- **AIM OF THE TASK**: Restate the entries word for word, omitting nothing.

- **DATA ENTRIES**:

○ ○ ○

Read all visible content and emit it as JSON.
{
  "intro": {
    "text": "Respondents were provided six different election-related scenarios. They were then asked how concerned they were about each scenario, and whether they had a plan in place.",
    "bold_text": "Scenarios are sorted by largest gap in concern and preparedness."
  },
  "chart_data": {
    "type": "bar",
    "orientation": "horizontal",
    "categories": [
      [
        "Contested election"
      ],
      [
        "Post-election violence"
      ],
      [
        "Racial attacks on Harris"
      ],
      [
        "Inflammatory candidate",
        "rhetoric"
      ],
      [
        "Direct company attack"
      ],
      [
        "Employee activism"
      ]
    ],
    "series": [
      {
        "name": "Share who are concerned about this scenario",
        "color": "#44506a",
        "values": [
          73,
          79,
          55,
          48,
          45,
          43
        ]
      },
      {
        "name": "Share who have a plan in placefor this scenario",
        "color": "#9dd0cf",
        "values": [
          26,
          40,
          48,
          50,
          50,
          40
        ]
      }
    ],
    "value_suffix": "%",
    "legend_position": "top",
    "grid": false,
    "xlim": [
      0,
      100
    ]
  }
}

○ ○ ○

- **TASK OUTPUT**:
Read all visible content and emit it as JSON.
{
  "intro": {
    "text": "Respondents were provided six different election-related scenarios. They were then asked how concerned they were about each scenario, and whether they had a plan in place.",
    "bold_text": "Scenarios are sorted by largest gap in concern and preparedness."
  },
  "chart_data": {
    "type": "bar",
    "orientation": "horizontal",
    "categories": [
      [
        "Contested election"
      ],
      [
        "Post-election violence"
      ],
      [
        "Racial attacks on Harris"
      ],
      [
        "Inflammatory candidate",
        "rhetoric"
      ],
      [
        "Direct company attack"
      ],
      [
        "Employee activism"
      ]
    ],
    "series": [
      {
        "name": "Share who are concerned about this scenario",
        "color": "#44506a",
        "values": [
          73,
          79,
          55,
          48,
          45,
          43
        ]
      },
      {
        "name": "Share who have a plan in placefor this scenario",
        "color": "#9dd0cf",
        "values": [
          26,
          40,
          48,
          50,
          50,
          40
        ]
      }
    ],
    "value_suffix": "%",
    "legend_position": "top",
    "grid": false,
    "xlim": [
      0,
      100
    ]
  }
}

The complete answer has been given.